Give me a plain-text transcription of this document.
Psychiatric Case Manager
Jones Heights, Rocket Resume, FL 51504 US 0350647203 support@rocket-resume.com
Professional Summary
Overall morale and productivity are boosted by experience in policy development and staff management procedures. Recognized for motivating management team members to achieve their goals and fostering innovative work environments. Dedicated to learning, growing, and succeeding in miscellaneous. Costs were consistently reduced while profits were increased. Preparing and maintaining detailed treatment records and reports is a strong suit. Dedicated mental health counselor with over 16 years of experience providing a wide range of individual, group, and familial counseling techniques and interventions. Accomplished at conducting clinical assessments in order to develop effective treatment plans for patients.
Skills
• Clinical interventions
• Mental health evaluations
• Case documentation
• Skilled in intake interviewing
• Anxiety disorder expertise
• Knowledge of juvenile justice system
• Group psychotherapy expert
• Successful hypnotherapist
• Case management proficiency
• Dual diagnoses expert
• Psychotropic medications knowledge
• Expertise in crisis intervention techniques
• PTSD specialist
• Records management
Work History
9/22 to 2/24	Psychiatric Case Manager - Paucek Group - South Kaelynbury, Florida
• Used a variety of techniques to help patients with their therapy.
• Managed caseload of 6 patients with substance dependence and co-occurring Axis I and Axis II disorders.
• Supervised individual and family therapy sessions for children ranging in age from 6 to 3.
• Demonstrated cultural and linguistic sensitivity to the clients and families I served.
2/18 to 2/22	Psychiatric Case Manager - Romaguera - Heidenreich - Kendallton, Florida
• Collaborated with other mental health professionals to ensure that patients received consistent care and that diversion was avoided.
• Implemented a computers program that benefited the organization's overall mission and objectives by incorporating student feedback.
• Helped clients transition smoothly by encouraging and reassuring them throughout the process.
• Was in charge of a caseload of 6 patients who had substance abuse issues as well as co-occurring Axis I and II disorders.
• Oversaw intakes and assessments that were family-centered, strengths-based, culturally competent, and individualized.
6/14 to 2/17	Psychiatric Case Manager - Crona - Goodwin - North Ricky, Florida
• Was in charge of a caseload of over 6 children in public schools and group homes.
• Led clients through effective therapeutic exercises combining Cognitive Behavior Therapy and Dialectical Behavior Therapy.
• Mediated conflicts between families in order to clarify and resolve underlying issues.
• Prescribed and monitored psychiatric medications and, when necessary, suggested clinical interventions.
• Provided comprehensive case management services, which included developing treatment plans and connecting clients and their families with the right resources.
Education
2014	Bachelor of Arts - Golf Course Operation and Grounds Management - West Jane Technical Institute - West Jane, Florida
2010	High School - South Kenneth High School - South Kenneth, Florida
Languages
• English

....................

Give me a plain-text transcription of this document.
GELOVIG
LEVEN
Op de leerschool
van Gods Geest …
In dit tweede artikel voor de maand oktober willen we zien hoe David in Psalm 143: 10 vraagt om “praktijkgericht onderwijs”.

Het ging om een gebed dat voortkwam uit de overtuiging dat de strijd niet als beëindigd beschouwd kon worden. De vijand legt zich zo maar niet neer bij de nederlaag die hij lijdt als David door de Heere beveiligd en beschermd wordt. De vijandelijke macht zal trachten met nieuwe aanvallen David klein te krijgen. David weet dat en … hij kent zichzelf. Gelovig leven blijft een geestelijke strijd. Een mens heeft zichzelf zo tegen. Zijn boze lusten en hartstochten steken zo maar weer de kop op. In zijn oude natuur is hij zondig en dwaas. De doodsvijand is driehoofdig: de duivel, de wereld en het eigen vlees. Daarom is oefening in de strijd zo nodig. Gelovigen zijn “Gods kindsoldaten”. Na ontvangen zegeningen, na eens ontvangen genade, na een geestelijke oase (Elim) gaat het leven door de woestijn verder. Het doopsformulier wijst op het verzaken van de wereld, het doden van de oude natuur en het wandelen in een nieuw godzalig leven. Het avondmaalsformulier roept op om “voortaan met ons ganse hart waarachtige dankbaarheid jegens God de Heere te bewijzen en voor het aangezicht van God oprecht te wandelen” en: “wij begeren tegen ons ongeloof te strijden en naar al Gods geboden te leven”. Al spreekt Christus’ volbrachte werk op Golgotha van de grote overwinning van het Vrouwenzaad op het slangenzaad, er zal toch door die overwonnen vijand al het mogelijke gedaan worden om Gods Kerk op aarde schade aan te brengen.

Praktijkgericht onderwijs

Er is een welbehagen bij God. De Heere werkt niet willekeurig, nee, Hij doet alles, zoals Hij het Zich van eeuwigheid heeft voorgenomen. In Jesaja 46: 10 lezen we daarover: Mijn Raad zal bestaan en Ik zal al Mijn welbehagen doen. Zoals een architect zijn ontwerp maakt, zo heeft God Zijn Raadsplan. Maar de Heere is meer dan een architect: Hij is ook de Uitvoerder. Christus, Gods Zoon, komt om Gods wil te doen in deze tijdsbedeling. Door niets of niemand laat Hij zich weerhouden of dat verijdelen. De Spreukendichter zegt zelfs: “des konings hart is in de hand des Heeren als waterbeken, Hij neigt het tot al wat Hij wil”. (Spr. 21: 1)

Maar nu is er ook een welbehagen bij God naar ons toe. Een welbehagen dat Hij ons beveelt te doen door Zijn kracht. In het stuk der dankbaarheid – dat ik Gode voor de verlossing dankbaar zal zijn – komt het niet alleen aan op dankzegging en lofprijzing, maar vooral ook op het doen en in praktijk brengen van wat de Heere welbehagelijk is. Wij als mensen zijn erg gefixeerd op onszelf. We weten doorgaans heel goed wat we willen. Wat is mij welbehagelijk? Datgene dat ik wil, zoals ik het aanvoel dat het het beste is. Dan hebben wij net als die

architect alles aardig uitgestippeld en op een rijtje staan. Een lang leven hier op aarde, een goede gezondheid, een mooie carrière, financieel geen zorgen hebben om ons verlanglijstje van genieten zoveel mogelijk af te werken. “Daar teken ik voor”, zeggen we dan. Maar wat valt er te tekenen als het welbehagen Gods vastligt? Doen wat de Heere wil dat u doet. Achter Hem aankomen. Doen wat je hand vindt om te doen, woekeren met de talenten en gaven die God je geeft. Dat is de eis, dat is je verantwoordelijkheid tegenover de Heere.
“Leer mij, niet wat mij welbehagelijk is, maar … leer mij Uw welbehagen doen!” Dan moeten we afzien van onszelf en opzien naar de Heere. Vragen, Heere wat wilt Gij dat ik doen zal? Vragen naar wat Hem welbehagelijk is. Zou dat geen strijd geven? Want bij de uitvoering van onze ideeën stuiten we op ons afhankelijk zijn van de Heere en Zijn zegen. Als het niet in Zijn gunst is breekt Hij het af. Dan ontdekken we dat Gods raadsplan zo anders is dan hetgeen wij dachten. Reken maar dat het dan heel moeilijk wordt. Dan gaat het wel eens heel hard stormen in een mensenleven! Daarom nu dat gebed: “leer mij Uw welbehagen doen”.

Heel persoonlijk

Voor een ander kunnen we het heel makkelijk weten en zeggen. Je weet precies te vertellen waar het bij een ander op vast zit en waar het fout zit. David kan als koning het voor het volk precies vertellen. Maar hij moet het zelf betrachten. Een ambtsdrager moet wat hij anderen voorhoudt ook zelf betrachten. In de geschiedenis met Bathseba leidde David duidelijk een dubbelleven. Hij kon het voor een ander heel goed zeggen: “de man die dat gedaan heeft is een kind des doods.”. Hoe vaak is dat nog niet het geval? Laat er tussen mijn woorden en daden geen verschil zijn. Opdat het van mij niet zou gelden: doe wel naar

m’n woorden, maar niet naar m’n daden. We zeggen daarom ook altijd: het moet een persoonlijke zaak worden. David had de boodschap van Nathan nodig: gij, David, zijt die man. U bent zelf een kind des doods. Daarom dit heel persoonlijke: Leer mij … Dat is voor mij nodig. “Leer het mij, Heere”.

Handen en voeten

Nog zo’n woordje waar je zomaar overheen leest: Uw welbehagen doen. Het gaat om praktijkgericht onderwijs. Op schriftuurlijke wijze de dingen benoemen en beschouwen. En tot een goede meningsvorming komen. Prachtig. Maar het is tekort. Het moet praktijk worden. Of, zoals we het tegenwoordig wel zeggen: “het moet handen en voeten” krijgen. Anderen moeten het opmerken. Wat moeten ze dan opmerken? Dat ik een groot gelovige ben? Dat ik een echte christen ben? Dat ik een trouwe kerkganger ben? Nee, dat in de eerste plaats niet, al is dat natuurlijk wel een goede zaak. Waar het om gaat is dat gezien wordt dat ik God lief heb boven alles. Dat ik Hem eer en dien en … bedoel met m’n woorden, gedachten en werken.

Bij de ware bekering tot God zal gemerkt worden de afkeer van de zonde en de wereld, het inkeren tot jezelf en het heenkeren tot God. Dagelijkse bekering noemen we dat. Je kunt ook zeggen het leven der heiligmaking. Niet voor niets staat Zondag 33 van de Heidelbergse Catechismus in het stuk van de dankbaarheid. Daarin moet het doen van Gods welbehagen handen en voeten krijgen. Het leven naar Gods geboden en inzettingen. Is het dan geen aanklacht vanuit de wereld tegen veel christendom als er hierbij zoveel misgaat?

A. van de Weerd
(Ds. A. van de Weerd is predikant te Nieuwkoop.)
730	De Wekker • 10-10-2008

....................

» **What you are asked to do**:
Some lines above may contain the string "South". State how many of them the records have, and nothing more.

» **Task output**:
2